Objective.
Where a line holds "have", copy it.

+++ Dataset content +++

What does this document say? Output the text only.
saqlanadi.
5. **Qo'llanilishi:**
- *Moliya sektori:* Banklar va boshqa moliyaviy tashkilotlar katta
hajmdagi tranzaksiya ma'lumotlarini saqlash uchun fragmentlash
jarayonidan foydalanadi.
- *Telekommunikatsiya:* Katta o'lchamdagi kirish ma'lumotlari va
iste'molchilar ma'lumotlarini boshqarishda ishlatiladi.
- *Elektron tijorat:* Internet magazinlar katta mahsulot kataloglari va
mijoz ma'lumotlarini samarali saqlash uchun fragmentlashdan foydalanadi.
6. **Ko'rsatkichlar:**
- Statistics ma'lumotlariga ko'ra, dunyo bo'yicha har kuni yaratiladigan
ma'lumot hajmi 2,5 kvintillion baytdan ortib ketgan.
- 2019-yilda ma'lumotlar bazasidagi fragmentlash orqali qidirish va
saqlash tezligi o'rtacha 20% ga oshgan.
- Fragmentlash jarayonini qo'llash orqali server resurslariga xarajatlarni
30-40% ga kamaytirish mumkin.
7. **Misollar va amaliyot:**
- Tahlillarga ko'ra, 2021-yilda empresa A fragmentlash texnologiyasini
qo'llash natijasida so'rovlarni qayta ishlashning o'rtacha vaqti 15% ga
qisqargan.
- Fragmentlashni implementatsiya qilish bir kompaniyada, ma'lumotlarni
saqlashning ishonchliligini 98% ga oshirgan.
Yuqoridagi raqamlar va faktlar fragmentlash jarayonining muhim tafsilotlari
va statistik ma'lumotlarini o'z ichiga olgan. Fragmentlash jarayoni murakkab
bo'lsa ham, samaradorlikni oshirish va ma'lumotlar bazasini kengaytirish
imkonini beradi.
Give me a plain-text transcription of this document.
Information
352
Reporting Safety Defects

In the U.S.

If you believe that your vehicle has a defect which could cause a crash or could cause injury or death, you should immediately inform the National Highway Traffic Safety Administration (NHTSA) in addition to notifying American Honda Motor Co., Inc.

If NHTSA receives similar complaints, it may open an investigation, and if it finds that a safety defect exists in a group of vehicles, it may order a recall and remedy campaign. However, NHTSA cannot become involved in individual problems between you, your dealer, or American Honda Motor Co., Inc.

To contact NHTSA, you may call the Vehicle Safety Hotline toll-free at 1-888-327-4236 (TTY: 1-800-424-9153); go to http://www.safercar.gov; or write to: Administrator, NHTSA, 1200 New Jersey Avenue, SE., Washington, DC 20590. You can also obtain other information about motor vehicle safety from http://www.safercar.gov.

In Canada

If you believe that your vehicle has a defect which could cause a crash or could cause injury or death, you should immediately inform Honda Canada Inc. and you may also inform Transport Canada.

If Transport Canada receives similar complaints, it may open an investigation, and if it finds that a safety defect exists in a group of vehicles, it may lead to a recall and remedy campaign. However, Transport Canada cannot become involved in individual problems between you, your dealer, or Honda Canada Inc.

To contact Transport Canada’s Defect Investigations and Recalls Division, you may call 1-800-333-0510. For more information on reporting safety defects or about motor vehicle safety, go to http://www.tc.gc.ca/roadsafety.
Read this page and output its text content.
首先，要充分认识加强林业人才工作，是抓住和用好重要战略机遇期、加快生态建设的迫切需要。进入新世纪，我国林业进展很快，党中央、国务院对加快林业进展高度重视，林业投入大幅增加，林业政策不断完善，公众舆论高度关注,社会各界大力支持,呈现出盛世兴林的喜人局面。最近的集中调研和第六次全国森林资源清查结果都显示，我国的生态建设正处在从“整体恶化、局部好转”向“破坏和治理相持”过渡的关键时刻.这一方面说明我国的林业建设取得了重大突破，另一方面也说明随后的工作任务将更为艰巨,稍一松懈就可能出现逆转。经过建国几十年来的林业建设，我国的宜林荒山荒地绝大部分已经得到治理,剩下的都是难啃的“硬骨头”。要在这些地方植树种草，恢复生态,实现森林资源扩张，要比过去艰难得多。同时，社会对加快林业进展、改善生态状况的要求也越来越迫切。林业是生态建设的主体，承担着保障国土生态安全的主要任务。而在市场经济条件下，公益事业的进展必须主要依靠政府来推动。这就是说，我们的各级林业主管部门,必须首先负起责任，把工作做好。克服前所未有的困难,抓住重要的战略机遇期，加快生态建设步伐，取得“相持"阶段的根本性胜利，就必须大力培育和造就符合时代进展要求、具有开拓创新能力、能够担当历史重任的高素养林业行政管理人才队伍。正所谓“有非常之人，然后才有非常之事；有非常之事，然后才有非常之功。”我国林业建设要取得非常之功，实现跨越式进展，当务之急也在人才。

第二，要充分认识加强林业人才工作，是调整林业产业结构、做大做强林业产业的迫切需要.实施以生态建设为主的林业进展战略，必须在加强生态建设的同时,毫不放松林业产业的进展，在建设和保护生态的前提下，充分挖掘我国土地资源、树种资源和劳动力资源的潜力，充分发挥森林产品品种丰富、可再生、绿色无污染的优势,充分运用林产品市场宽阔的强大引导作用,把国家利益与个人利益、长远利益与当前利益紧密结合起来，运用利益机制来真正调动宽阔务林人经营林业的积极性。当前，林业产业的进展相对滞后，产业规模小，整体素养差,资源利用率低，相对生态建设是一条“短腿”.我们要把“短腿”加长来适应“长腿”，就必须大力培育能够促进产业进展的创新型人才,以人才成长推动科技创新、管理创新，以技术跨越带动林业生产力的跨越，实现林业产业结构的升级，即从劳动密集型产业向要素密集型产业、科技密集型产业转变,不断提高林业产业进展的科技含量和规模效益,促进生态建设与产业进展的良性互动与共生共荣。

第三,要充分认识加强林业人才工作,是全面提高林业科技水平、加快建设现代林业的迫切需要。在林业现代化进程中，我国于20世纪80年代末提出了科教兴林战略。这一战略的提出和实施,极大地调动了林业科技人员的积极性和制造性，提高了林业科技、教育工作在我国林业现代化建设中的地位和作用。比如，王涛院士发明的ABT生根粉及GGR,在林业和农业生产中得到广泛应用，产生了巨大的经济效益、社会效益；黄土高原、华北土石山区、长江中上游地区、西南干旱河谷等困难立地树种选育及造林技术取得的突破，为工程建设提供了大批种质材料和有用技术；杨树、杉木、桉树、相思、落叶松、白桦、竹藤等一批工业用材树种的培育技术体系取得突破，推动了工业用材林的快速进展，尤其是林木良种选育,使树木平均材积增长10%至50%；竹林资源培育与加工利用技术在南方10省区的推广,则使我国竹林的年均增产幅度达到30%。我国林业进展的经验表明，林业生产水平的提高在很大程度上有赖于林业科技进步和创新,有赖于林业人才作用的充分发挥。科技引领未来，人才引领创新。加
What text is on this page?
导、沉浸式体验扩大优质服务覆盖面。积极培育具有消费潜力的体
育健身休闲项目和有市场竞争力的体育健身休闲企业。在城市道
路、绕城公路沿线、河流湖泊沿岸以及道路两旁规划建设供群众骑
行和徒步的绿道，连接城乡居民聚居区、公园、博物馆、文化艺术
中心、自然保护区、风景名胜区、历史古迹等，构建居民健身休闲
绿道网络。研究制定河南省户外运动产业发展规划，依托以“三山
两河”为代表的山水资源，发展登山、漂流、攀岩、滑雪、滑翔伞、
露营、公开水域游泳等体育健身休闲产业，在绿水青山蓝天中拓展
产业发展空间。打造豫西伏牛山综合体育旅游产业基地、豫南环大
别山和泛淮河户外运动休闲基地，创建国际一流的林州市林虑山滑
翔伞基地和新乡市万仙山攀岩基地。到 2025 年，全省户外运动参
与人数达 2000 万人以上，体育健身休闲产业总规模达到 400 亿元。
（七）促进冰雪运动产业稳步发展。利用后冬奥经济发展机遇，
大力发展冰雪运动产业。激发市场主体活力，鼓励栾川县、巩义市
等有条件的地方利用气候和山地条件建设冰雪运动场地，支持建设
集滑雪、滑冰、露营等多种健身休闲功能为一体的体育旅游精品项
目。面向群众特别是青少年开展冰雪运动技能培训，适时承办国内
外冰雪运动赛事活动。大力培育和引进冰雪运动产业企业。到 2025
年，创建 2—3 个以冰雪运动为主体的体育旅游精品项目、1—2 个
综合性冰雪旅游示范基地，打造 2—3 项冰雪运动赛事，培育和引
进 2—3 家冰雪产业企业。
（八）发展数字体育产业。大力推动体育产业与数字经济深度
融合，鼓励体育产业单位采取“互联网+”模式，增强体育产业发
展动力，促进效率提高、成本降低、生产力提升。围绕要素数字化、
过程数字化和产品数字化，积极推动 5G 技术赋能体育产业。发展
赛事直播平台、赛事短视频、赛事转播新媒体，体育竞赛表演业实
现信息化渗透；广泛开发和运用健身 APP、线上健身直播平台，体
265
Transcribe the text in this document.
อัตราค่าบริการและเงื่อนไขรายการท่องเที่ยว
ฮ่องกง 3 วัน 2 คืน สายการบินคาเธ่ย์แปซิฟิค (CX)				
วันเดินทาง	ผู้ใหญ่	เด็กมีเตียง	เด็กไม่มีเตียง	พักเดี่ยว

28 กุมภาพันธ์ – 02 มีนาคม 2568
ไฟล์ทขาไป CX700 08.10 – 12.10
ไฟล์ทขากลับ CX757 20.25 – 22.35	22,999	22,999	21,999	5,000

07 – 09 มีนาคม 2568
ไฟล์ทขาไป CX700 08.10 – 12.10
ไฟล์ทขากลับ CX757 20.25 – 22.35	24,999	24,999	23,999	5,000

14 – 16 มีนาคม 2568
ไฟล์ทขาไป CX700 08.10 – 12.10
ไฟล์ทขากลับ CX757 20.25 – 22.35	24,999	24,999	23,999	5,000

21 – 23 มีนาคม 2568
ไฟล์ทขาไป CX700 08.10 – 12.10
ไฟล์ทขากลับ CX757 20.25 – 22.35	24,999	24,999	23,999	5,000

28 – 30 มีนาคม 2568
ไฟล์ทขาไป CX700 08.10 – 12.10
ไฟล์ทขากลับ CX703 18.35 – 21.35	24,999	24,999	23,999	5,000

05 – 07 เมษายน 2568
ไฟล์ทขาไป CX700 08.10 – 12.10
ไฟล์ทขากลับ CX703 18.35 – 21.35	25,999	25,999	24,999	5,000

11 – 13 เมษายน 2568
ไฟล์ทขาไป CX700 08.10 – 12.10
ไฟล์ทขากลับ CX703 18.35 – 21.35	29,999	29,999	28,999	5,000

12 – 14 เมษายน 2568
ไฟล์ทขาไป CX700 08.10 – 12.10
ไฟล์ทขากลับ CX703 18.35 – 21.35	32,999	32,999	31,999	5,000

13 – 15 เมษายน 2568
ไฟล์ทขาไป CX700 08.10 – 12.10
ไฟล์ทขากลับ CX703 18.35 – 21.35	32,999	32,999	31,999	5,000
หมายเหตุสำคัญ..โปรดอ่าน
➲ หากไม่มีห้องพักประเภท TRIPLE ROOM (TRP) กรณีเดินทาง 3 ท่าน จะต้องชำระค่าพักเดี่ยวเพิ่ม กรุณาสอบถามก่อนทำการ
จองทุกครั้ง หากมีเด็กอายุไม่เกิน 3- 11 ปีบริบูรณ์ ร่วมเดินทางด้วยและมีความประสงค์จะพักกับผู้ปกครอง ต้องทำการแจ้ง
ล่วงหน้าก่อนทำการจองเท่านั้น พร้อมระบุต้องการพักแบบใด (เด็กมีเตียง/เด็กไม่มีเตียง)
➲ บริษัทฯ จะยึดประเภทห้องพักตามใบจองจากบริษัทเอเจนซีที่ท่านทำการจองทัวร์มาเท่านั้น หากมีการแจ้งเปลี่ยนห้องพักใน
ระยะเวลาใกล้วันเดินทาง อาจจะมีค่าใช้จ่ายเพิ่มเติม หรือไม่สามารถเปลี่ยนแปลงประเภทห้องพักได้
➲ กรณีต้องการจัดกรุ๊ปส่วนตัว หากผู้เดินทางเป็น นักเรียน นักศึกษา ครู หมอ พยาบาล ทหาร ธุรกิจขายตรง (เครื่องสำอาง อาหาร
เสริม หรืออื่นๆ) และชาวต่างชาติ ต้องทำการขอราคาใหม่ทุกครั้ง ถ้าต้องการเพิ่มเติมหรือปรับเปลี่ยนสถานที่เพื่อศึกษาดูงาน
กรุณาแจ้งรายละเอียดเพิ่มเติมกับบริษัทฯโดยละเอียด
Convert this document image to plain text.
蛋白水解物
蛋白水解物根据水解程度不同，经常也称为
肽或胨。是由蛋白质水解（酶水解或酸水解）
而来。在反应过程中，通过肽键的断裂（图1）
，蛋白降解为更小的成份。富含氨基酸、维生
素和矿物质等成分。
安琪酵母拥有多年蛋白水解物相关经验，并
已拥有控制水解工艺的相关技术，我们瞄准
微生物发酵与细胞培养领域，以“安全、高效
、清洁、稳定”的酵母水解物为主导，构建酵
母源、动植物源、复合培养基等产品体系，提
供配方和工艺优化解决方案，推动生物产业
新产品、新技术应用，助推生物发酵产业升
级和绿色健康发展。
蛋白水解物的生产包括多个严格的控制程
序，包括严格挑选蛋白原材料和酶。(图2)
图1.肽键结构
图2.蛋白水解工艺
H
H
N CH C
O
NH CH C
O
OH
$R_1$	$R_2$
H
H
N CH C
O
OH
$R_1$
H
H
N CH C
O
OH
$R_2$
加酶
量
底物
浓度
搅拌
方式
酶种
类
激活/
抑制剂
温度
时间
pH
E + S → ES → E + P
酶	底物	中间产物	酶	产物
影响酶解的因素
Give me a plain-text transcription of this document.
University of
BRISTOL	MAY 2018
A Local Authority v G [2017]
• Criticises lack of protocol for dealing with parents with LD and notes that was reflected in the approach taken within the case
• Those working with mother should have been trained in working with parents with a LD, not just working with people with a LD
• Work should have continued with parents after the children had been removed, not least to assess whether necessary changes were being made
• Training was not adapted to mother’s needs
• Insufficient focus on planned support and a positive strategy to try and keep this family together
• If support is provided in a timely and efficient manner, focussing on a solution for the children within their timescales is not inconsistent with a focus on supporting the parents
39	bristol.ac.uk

+++

Correct result.
• Those working with mother should have been trained in working with parents with a LD, not just working with people with a LD
• Work should have continued with parents after the children had been removed, not least to assess whether necessary changes were being made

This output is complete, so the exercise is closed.